## start

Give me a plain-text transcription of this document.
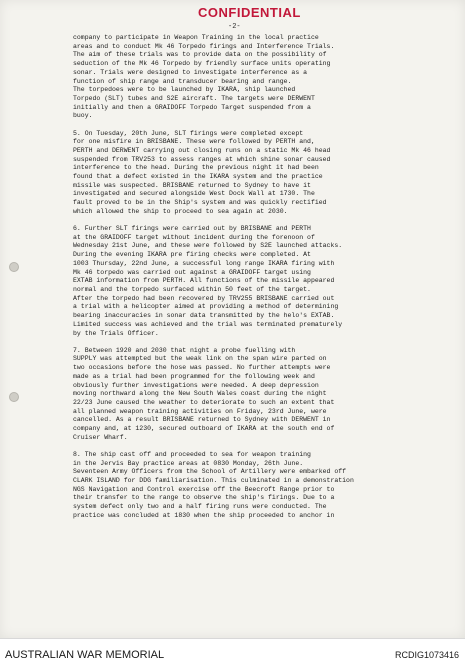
CONFIDENTIAL
-2-
company to participate in Weapon Training in the local practice
areas and to conduct Mk 46 Torpedo firings and Interference Trials.
The aim of these trials was to provide data on the possibility of
seduction of the Mk 46 Torpedo by friendly surface units operating
sonar. Trials were designed to investigate interference as a
function of ship range and transducer bearing and range.
The torpedoes were to be launched by IKARA, ship launched
Torpedo (SLT) tubes and S2E aircraft. The targets were DERWENT
initially and then a GRAIDOFF Torpedo Target suspended from a
buoy.
5. On Tuesday, 20th June, SLT firings were completed except
for one misfire in BRISBANE. These were followed by PERTH and,
PERTH and DERWENT carrying out closing runs on a static Mk 46 head
suspended from TRV253 to assess ranges at which shine sonar caused
interference to the head. During the previous night it had been
found that a defect existed in the IKARA system and the practice
missile was suspected. BRISBANE returned to Sydney to have it
investigated and secured alongside West Dock Wall at 1730. The
fault proved to be in the Ship's system and was quickly rectified
which allowed the ship to proceed to sea again at 2030.
6. Further SLT firings were carried out by BRISBANE and PERTH
at the GRAIDOFF target without incident during the forenoon of
Wednesday 21st June, and these were followed by S2E launched attacks.
During the evening IKARA pre firing checks were completed. At
1003 Thursday, 22nd June, a successful long range IKARA firing with
Mk 46 torpedo was carried out against a GRAIDOFF target using
EXTAB information from PERTH. All functions of the missile appeared
normal and the torpedo surfaced within 50 feet of the target.
After the torpedo had been recovered by TRV255 BRISBANE carried out
a trial with a helicopter aimed at providing a method of determining
bearing inaccuracies in sonar data transmitted by the helo's EXTAB.
Limited success was achieved and the trial was terminated prematurely
by the Trials Officer.
7. Between 1920 and 2030 that night a probe fuelling with
SUPPLY was attempted but the weak link on the span wire parted on
two occasions before the hose was passed. No further attempts were
made as a trial had been programmed for the following week and
obviously further investigations were needed. A deep depression
moving northward along the New South Wales coast during the night
22/23 June caused the weather to deteriorate to such an extent that
all planned weapon training activities on Friday, 23rd June, were
cancelled. As a result BRISBANE returned to Sydney with DERWENT in
company and, at 1230, secured outboard of IKARA at the south end of
Cruiser Wharf.
8. The ship cast off and proceeded to sea for weapon training
in the Jervis Bay practice areas at 0830 Monday, 26th June.
Seventeen Army Officers from the School of Artillery were embarked off
CLARK ISLAND for DDG familiarisation. This culminated in a demonstration
NGS Navigation and Control exercise off the Beecroft Range prior to
their transfer to the range to observe the ship's firings. Due to a
system defect only two and a half firing runs were conducted. The
practice was concluded at 1830 when the ship proceeded to anchor in
AUSTRALIAN WAR MEMORIAL	RCDIG1073416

## end

_PROBLEM_: List the lines of the records where "secured" occurs.

_RESULT_:
investigated and secured alongside West Dock Wall at 1730. The
company and, at 1230, secured outboard of IKARA at the south end of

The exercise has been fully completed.